Carry the article about jewelers' sales over the Thanksgiving weekend forward from its last sentence, keeping its reporting style.

## QUOTED TEXT
--- start ---

But, overall, he said he’s “pretty happy” with how the season has started. “The good thing about it is, it can always be worse, so I am pretty darn happy. If the last five years have taught us anything, it can always be worse.

“Thankful takes on a new meaning lately.”

Steve Goldfarb’s store, Alvin Goldfarb Jeweler in Bellevue, Wash., also was open just two days this weekend, Friday and Saturday. (The store was closed on Thanksgiving Day and is only open on the two Sundays immediately preceding Christmas.) 

Like Newton’s Jewelers in Fort Smith, Goldfarb said he sold Rolex watches--along with a Panerai and a Jaeger-LeCoultre--and diamond stud earrings as well as pearls from Mikimoto.

“I was surprised,” he said. “I expected some traffic and we had a lot of traffic. But usually they are not buyers, they are lookers and they bought this weekend.”

--- end ---

## DATA SUPPLIED
--- start ---

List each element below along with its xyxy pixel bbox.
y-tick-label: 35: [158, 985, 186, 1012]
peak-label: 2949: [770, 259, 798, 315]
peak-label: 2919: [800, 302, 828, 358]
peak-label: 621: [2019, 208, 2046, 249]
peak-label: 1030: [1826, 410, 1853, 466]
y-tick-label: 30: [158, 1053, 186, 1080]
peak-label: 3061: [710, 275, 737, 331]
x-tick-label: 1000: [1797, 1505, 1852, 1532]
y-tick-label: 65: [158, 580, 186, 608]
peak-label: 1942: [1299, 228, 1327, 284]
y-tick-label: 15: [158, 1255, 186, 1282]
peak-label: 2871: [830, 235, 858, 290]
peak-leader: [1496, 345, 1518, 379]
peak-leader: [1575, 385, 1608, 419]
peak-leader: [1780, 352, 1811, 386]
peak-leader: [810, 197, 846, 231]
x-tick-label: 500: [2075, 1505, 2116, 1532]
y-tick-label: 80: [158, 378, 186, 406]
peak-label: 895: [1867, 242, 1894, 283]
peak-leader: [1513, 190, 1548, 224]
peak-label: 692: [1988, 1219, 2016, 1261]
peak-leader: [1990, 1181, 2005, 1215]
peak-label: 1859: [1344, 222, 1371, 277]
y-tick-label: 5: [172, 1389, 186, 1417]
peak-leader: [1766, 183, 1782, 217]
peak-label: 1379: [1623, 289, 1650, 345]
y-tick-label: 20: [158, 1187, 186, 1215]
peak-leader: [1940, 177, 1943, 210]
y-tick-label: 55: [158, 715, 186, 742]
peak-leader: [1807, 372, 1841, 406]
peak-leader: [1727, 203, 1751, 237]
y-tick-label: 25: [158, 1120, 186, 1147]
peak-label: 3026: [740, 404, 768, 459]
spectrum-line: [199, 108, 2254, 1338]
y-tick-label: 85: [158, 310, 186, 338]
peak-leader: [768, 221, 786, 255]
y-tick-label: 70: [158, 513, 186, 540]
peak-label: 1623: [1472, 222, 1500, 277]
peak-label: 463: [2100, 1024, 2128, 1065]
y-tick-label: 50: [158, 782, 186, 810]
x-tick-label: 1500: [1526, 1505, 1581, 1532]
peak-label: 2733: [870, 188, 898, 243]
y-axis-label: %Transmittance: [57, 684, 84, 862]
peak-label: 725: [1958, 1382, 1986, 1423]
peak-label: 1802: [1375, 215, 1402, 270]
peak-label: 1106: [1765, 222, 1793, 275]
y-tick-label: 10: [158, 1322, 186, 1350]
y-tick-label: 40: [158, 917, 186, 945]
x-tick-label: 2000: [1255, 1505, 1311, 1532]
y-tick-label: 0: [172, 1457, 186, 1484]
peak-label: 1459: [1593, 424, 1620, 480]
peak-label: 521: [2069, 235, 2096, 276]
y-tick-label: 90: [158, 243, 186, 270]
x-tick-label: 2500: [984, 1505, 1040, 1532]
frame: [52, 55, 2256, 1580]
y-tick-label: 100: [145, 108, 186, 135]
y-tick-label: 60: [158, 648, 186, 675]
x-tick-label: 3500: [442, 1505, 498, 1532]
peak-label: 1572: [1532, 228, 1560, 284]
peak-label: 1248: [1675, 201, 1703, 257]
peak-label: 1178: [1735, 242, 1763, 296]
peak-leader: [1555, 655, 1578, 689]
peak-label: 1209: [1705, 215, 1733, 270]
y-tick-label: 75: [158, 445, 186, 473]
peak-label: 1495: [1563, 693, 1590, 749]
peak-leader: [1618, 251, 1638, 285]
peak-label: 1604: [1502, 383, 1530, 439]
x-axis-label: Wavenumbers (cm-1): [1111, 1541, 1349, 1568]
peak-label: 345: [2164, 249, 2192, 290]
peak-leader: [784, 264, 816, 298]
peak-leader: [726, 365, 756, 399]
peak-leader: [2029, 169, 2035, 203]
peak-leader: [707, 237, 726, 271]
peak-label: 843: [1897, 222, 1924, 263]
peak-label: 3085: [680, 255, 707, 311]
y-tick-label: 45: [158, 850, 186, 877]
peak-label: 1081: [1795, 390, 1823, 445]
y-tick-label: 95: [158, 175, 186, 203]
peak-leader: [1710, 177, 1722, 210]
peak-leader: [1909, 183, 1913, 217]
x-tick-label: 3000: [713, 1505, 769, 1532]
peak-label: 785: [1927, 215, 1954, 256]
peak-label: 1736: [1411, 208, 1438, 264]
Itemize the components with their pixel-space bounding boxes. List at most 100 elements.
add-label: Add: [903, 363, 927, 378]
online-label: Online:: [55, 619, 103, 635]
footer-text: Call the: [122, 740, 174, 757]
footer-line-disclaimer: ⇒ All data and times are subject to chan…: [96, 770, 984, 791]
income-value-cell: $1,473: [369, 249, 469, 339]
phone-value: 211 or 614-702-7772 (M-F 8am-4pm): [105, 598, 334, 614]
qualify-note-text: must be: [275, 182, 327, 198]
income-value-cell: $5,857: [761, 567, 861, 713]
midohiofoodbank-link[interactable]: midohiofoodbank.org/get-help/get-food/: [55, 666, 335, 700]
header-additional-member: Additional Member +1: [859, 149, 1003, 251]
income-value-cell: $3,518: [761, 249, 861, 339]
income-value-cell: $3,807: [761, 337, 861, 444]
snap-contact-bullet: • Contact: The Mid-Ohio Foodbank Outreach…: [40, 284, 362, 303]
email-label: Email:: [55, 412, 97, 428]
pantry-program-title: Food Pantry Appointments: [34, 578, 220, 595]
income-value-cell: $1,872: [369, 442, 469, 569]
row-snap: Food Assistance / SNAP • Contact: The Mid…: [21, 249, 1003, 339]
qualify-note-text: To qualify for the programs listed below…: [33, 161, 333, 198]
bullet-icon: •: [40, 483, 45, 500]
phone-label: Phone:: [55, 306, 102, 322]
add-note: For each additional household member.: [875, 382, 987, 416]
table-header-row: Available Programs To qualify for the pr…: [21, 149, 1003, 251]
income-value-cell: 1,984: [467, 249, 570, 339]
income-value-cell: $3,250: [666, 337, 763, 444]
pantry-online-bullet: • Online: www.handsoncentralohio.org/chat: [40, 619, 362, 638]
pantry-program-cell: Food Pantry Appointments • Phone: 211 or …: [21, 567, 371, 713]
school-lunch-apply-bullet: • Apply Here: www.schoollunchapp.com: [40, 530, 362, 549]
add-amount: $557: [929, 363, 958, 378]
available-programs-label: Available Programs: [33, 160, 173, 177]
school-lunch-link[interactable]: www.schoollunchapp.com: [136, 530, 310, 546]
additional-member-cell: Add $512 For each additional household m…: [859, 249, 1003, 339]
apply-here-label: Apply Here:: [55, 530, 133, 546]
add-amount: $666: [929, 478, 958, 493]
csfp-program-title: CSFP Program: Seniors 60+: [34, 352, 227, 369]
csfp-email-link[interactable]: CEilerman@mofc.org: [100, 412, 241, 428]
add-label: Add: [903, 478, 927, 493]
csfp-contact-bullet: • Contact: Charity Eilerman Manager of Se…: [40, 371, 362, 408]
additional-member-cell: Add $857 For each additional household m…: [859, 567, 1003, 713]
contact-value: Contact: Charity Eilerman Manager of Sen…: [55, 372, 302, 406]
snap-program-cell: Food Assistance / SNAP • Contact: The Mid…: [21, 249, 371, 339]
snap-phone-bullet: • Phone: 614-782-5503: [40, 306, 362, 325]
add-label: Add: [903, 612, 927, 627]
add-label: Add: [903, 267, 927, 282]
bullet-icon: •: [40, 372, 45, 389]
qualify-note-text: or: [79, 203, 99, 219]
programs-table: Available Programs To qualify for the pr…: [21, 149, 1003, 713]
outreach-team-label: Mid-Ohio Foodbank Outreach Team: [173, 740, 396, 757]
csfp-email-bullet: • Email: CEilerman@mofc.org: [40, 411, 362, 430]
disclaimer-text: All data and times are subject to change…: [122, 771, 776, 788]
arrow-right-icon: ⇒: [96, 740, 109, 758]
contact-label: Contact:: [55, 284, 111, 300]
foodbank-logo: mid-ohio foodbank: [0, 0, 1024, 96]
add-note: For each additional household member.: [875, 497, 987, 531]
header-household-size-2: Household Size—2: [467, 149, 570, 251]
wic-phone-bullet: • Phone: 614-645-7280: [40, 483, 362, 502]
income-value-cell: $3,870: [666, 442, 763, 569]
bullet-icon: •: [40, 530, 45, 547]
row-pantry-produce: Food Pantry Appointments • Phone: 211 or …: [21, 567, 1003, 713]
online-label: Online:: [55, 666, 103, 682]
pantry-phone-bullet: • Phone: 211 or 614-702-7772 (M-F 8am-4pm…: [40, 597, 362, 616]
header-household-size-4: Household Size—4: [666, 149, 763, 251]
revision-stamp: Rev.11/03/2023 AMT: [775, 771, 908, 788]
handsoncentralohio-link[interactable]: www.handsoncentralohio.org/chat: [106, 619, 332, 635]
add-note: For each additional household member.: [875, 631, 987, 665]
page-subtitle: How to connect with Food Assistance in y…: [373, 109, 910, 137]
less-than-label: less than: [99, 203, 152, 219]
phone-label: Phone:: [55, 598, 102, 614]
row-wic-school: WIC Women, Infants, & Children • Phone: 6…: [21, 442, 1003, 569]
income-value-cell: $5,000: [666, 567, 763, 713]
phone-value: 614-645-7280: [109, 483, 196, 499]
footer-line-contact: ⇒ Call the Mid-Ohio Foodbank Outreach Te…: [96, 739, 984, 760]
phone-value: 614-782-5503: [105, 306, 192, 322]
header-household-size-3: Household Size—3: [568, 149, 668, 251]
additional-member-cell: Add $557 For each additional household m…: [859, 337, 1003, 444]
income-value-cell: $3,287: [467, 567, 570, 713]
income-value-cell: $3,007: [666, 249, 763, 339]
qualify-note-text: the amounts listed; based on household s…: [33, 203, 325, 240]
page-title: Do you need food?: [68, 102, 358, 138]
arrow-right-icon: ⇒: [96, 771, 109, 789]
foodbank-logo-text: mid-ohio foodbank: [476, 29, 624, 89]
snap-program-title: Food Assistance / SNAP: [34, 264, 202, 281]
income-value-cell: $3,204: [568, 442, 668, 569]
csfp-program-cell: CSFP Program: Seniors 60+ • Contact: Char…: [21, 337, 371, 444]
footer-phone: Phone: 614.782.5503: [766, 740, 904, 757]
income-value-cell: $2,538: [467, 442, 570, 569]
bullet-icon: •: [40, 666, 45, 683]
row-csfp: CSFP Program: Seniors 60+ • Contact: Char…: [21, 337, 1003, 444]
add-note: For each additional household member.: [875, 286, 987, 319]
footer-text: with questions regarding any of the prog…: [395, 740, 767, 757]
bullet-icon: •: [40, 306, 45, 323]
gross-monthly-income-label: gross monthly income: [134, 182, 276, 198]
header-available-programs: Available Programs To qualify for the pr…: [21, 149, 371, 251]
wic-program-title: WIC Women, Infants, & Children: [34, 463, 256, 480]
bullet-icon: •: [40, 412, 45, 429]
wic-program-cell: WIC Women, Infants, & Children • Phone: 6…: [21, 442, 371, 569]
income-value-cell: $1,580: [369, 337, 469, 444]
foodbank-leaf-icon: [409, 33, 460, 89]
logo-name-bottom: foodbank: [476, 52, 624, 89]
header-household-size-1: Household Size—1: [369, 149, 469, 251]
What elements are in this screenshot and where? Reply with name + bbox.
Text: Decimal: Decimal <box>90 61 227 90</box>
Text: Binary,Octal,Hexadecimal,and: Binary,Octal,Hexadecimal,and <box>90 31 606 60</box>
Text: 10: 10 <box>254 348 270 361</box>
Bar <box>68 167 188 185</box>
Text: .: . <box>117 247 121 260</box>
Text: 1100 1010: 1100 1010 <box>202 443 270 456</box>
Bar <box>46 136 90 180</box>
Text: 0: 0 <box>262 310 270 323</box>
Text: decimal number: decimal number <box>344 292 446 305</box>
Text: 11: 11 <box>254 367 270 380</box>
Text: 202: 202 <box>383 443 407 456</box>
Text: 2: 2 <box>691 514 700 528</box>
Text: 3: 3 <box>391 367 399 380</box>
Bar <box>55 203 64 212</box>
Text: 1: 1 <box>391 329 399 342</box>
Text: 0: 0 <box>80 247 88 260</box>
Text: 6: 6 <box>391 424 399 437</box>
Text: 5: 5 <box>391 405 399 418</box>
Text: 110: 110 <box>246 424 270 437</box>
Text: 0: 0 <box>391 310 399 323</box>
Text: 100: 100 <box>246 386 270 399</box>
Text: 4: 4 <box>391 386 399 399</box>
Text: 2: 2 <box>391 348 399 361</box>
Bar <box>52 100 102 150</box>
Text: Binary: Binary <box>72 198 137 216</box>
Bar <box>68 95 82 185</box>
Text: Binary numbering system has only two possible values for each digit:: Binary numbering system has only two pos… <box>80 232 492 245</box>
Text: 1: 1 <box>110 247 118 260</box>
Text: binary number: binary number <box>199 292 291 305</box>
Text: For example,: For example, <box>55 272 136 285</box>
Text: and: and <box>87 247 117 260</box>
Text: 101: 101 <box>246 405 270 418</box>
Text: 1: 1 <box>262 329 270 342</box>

--- end ---

## EXERCISE RESPONSE
Another surprising element of the weekend is that many of these pieces appear to be self-purchases or, at the very least, not Christmas Day surprises. Goldfarb said in many cases, entire families were out shopping together and a few customers even wore their purchases out of the store.

He said the store did its advertising early this year, sending out a number of direct mail pieces including their annual holiday magazine and a mailer from Rolex. How the decision to advertise early will play out in the next three short weeks before Christmas remains to be seen.

But, based on this past weekend’s sales, “It makes me think more is coming,” Goldfarb said.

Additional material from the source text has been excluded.